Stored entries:
···

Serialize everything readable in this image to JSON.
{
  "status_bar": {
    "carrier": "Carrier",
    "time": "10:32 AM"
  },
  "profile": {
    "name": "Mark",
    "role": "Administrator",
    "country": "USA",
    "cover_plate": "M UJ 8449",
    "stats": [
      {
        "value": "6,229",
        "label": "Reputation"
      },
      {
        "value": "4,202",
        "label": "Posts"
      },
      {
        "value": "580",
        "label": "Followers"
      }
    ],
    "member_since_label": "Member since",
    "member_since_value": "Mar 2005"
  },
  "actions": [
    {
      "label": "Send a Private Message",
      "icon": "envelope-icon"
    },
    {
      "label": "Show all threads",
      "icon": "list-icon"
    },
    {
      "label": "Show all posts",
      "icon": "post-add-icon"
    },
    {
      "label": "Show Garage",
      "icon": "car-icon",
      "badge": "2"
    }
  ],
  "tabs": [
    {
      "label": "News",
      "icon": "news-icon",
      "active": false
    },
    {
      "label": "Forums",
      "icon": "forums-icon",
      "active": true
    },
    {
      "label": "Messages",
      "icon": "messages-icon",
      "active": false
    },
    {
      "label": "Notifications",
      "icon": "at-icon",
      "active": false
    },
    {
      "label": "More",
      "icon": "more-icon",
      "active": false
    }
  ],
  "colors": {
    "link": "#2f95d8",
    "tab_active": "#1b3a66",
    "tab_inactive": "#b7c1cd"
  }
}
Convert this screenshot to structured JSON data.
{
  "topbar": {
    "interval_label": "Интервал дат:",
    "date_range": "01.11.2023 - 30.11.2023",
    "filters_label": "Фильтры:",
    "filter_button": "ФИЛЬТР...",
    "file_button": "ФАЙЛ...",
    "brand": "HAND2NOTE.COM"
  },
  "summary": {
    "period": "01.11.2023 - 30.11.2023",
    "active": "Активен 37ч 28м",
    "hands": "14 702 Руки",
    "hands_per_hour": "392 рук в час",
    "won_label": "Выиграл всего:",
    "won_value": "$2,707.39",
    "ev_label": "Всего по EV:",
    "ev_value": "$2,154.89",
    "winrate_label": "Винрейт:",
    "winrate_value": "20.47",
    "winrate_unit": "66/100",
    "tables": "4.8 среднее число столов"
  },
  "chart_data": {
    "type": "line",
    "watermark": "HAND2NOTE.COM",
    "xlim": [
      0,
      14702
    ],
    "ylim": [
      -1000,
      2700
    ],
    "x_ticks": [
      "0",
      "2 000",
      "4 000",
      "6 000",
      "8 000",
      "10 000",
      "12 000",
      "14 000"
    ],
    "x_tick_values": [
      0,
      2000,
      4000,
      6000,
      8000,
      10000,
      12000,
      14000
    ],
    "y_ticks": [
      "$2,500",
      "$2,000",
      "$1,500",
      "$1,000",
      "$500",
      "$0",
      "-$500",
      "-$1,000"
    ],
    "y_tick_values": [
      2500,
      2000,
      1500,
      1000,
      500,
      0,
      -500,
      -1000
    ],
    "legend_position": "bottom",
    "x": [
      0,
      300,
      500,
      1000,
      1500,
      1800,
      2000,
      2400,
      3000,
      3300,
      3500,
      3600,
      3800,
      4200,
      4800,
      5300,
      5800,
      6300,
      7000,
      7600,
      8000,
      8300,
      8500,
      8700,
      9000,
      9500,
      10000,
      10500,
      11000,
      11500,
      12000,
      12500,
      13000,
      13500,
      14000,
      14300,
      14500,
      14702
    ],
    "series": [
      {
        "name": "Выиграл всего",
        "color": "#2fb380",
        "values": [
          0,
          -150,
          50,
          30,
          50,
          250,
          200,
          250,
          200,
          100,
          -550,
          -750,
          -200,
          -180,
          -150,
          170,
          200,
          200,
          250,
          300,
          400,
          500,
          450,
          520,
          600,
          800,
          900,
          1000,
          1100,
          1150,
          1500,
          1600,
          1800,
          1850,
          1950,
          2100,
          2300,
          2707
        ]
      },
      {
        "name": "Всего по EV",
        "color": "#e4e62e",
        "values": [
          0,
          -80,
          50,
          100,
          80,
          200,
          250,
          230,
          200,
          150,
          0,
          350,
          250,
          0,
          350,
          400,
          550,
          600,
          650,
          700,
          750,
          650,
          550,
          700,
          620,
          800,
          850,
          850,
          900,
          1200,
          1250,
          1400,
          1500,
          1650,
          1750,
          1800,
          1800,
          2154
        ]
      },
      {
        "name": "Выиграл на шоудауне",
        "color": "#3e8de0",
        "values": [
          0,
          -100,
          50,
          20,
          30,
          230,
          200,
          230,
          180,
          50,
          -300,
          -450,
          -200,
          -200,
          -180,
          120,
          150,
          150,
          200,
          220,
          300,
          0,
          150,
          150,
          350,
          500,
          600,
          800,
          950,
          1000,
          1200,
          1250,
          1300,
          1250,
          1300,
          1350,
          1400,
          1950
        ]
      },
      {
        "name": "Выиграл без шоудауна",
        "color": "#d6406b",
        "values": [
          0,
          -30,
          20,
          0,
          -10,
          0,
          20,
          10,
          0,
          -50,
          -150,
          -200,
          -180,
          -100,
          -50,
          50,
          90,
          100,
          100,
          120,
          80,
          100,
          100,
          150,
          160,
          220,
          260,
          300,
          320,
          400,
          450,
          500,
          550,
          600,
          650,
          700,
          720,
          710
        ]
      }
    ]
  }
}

···

EXERCISE DESCRIPTION -> Copy out the lines in which the string "Show" appears.

FINAL RESULT ->
      "label": "Show all threads",
      "label": "Show all posts",
      "label": "Show Garage",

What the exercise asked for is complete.